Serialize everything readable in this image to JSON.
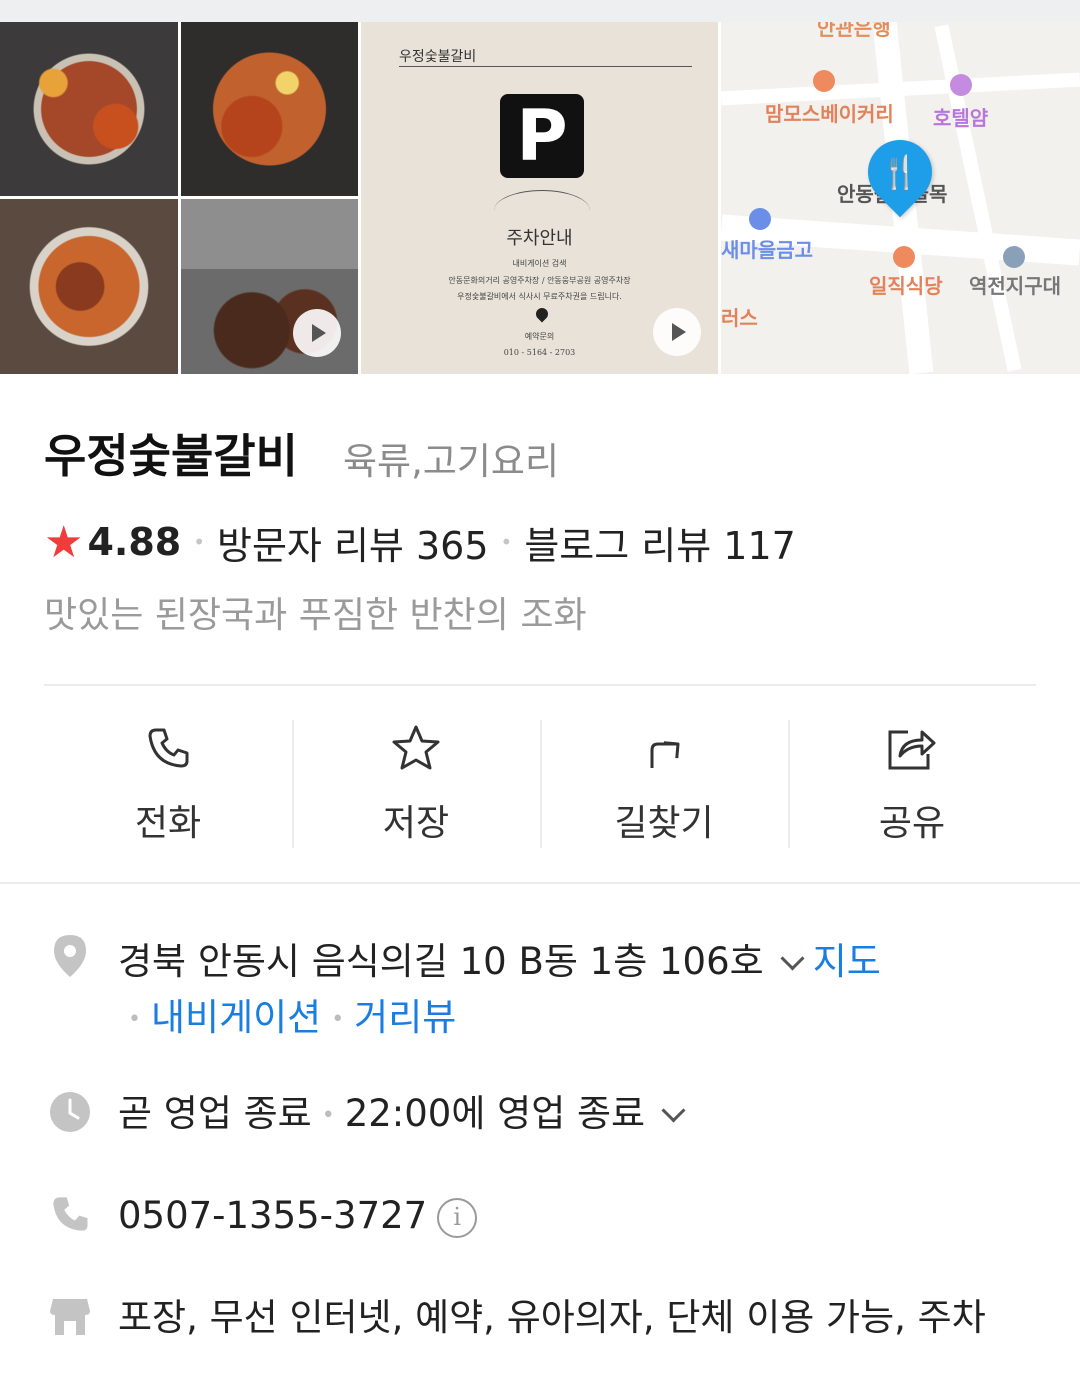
{
  "gallery": {
    "poster": {
      "brand": "우정숯불갈비",
      "p_letter": "P",
      "title": "주차안내",
      "line1": "내비게이션 검색",
      "line2": "안동문화의거리 공영주차장 / 안동웅부공원 공영주차장",
      "line3": "우정숯불갈비에서 식사시 무료주차권을 드립니다.",
      "contact_label": "예약문의",
      "contact_phone": "010 - 5164 - 2703"
    },
    "map_labels": {
      "top_cut": "안관은행",
      "bakery": "맘모스베이커리",
      "hotel": "호텔얌",
      "alley": "안동갈비골목",
      "bank": "새마을금고",
      "ilzik": "일직식당",
      "station": "역전지구대",
      "left_cut": "러스"
    }
  },
  "place": {
    "name": "우정숯불갈비",
    "category": "육류,고기요리",
    "rating": "4.88",
    "visitor_reviews": "방문자 리뷰 365",
    "blog_reviews": "블로그 리뷰 117",
    "tagline": "맛있는 된장국과 푸짐한 반찬의 조화"
  },
  "actions": {
    "call": "전화",
    "save": "저장",
    "directions": "길찾기",
    "share": "공유"
  },
  "info": {
    "address": "경북 안동시 음식의길 10 B동 1층 106호",
    "map_link": "지도",
    "navi_link": "내비게이션",
    "street_link": "거리뷰",
    "hours_status": "곧 영업 종료",
    "hours_detail": "22:00에 영업 종료",
    "phone": "0507-1355-3727",
    "amenities": "포장, 무선 인터넷, 예약, 유아의자, 단체 이용 가능, 주차"
  },
  "colors": {
    "link": "#1a7de0",
    "star": "#f23b3b",
    "pin": "#1e9de8"
  }
}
┄┄┄┄┄┄
Exercise aim = Omit every picture while copying the listing above exactly.

Output =
Serialize everything readable in this image to JSON.
{
  "gallery": {
    "poster": {
      "brand": "우정숯불갈비",
      "p_letter": "P",
      "title": "주차안내",
      "line1": "내비게이션 검색",
      "line2": "안동문화의거리 공영주차장 / 안동웅부공원 공영주차장",
      "line3": "우정숯불갈비에서 식사시 무료주차권을 드립니다.",
      "contact_label": "예약문의",
      "contact_phone": "010 - 5164 - 2703"
    },
    "map_labels": {
      "top_cut": "안관은행",
      "bakery": "맘모스베이커리",
      "hotel": "호텔얌",
      "alley": "안동갈비골목",
      "bank": "새마을금고",
      "ilzik": "일직식당",
      "station": "역전지구대",
      "left_cut": "러스"
    }
  },
  "place": {
    "name": "우정숯불갈비",
    "category": "육류,고기요리",
    "rating": "4.88",
    "visitor_reviews": "방문자 리뷰 365",
    "blog_reviews": "블로그 리뷰 117",
    "tagline": "맛있는 된장국과 푸짐한 반찬의 조화"
  },
  "actions": {
    "call": "전화",
    "save": "저장",
    "directions": "길찾기",
    "share": "공유"
  },
  "info": {
    "address": "경북 안동시 음식의길 10 B동 1층 106호",
    "map_link": "지도",
    "navi_link": "내비게이션",
    "street_link": "거리뷰",
    "hours_status": "곧 영업 종료",
    "hours_detail": "22:00에 영업 종료",
    "phone": "0507-1355-3727",
    "amenities": "포장, 무선 인터넷, 예약, 유아의자, 단체 이용 가능, 주차"
  },
  "colors": {
    "link": "#1a7de0",
    "star": "#f23b3b",
    "pin": "#1e9de8"
  }
}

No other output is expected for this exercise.